**Description of the task:**
Copy the lines holding the word "mined", all of them.

-------

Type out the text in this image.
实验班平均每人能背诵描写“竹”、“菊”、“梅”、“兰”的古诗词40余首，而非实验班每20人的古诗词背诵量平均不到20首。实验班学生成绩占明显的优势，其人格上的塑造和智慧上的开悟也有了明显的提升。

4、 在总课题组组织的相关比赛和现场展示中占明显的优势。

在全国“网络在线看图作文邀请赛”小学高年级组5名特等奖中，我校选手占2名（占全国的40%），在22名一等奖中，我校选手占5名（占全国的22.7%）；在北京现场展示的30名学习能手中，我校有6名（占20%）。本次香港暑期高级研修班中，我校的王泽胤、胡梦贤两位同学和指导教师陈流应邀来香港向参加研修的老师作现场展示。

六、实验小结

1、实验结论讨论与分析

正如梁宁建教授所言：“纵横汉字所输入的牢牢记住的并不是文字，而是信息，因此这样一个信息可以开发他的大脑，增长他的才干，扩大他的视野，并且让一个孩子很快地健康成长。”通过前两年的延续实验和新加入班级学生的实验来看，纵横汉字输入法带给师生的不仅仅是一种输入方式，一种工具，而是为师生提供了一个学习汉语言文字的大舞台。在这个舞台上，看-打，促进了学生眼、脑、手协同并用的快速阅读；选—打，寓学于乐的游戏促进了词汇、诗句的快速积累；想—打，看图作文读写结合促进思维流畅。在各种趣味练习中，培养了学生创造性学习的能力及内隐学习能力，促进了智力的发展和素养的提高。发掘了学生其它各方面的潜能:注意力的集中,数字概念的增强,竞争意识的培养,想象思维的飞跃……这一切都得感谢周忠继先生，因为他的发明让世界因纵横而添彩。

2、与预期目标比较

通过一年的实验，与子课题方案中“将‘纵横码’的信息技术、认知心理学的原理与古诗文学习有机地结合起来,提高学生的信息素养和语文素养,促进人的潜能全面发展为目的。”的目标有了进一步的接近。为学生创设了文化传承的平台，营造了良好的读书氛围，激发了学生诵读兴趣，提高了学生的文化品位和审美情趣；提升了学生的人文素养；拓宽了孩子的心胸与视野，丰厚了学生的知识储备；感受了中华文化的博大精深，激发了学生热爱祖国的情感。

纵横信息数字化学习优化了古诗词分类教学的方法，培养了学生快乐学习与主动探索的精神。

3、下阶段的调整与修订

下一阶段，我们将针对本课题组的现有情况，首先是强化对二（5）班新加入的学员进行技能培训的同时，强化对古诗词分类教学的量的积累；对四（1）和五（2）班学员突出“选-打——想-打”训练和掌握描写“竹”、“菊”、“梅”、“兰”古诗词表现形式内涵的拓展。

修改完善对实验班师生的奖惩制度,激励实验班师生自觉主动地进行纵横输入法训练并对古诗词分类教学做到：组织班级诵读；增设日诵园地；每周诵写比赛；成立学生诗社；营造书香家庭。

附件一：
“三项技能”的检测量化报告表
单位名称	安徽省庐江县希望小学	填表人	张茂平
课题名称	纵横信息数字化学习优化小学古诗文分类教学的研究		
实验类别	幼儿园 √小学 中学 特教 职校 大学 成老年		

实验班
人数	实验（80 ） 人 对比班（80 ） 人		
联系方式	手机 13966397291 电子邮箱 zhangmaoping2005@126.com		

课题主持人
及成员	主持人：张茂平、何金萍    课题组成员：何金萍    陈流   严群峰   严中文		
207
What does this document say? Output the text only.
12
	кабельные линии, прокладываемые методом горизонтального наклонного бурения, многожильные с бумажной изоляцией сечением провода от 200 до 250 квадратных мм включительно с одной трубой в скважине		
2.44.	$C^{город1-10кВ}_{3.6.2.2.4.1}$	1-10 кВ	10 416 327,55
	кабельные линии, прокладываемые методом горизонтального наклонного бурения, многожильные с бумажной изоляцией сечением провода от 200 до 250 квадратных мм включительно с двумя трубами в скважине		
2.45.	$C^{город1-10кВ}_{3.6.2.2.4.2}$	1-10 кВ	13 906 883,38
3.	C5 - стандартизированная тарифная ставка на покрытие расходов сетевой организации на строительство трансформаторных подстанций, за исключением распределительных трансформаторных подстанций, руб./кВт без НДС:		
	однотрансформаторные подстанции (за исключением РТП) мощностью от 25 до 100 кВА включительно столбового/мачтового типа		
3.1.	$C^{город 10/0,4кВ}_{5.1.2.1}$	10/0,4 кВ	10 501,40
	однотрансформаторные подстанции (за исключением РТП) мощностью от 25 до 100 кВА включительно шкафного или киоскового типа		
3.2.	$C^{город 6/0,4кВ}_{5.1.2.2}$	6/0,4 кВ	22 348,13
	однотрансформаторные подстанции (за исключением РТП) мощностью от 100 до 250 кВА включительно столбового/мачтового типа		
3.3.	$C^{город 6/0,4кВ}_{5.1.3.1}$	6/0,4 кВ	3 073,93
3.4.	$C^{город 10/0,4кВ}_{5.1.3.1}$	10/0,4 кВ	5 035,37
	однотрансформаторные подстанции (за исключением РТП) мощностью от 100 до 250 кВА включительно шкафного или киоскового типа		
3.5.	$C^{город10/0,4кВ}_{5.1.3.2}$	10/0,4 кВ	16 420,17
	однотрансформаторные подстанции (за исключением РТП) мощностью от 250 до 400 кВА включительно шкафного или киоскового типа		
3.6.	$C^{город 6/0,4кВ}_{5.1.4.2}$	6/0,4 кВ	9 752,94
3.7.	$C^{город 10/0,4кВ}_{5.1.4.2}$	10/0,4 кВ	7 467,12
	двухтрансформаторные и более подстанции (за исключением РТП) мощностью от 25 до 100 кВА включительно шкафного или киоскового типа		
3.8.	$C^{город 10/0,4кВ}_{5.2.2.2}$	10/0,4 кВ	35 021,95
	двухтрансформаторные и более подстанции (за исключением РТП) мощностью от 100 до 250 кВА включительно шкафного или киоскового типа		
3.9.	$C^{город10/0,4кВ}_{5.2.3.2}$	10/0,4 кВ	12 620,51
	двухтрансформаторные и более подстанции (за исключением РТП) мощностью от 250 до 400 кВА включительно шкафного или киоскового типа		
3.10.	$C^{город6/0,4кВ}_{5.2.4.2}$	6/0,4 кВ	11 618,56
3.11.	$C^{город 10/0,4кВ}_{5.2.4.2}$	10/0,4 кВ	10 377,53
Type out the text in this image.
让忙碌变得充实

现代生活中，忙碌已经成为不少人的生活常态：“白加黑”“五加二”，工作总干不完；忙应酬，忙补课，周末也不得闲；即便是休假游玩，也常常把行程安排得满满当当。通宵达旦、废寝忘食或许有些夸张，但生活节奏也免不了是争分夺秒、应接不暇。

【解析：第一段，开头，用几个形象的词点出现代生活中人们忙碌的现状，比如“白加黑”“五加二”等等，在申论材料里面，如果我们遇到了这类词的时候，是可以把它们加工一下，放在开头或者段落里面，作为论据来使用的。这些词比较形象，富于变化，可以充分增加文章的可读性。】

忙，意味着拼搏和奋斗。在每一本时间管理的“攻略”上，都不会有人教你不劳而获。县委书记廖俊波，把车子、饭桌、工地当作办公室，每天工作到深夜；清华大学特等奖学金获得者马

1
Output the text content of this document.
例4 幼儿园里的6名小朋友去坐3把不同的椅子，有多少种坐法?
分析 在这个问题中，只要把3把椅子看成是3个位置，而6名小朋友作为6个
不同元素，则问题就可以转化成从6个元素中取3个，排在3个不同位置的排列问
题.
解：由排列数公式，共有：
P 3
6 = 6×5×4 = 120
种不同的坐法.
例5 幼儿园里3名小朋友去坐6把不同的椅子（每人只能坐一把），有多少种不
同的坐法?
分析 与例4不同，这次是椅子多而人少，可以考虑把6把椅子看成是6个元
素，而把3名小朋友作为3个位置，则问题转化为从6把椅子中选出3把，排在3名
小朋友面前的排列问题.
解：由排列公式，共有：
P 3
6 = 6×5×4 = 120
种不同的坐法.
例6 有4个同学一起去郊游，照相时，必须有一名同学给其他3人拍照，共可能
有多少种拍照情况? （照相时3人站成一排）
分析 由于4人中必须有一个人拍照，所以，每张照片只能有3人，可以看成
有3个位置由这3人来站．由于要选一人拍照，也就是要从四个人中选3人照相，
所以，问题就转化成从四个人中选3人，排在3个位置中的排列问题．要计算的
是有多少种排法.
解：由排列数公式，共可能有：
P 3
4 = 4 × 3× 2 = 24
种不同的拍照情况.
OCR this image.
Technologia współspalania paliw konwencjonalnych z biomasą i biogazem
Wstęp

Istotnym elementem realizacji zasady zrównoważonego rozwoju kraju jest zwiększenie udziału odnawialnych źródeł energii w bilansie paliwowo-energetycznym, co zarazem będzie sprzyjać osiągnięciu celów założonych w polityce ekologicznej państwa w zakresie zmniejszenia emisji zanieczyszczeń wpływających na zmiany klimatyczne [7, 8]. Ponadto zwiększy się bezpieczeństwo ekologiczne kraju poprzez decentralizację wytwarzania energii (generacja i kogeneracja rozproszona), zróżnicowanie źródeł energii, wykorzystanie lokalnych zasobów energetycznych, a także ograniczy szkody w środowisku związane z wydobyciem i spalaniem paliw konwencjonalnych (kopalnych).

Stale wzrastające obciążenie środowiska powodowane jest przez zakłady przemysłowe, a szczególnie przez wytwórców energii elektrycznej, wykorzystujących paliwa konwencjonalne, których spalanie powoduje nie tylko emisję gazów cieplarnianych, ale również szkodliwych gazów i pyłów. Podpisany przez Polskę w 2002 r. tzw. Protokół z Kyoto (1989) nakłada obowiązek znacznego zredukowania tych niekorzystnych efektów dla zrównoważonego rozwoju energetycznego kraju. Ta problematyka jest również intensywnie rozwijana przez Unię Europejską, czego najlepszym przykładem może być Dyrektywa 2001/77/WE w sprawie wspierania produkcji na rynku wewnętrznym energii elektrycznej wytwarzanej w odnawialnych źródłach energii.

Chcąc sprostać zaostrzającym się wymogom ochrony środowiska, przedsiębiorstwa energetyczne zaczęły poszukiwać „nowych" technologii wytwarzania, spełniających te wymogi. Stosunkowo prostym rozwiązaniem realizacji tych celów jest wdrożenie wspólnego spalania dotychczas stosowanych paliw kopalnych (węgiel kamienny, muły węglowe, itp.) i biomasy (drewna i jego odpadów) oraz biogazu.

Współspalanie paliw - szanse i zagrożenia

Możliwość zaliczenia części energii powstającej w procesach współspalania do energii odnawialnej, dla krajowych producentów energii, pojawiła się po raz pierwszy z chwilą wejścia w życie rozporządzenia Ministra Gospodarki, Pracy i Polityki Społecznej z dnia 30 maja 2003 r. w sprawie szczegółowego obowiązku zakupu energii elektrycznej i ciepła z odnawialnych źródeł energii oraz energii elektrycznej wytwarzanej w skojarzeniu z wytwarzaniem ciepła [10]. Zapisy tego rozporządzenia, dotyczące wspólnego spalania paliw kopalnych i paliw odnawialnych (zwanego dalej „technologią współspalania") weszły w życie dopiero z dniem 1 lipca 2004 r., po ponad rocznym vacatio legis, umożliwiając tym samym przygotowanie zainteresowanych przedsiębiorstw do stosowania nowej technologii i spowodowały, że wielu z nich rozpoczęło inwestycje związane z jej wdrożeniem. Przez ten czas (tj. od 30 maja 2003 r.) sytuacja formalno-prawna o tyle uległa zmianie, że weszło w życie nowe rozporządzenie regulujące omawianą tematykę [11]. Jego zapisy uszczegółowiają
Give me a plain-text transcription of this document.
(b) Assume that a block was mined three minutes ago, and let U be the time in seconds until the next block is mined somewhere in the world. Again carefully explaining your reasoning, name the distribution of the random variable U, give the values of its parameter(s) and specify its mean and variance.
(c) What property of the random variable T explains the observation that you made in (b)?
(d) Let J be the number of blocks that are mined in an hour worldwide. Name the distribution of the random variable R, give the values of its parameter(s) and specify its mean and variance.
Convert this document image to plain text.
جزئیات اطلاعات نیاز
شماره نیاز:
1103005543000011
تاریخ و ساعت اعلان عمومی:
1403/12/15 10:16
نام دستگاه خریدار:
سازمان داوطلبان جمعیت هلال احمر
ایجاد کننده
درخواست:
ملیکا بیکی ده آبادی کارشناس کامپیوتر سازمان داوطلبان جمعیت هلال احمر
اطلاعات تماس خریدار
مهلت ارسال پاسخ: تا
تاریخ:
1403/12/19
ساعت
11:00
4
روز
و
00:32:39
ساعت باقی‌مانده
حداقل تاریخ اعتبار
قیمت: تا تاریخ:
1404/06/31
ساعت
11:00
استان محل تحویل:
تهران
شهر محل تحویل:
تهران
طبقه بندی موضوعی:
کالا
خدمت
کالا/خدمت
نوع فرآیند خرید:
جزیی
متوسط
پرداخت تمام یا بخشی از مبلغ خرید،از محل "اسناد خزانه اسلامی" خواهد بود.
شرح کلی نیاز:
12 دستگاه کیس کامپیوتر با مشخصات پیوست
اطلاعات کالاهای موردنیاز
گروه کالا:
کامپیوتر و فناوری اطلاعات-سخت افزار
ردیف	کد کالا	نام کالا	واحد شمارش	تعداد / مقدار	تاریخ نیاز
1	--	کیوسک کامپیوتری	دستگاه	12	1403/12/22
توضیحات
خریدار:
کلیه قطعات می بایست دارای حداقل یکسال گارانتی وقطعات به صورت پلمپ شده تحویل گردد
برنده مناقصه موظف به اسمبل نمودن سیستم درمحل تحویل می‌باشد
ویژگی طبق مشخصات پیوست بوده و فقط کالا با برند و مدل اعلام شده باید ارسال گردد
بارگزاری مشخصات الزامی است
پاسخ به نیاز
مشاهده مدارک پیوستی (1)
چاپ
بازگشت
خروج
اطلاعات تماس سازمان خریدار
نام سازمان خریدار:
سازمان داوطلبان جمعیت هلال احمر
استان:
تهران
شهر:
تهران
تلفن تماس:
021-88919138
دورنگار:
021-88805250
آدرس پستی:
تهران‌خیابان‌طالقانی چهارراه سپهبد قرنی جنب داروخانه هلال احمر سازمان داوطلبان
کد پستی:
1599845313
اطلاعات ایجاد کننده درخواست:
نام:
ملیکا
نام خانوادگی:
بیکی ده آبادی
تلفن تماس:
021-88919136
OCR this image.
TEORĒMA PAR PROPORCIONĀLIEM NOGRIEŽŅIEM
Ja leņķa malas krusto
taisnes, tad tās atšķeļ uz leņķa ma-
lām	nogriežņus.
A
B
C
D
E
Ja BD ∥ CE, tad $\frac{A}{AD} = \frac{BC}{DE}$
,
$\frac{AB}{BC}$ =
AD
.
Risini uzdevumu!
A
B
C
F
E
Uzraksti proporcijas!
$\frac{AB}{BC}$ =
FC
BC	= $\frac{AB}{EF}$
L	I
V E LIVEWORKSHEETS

-------

**Problem solution:**
(b) Assume that a block was mined three minutes ago, and let U be the time in seconds until the next block is mined somewhere in the world. Again carefully explaining your reasoning, name the distribution of the random variable U, give the values of its parameter(s) and specify its mean and variance.
(d) Let J be the number of blocks that are mined in an hour worldwide. Name the distribution of the random variable R, give the values of its parameter(s) and specify its mean and variance.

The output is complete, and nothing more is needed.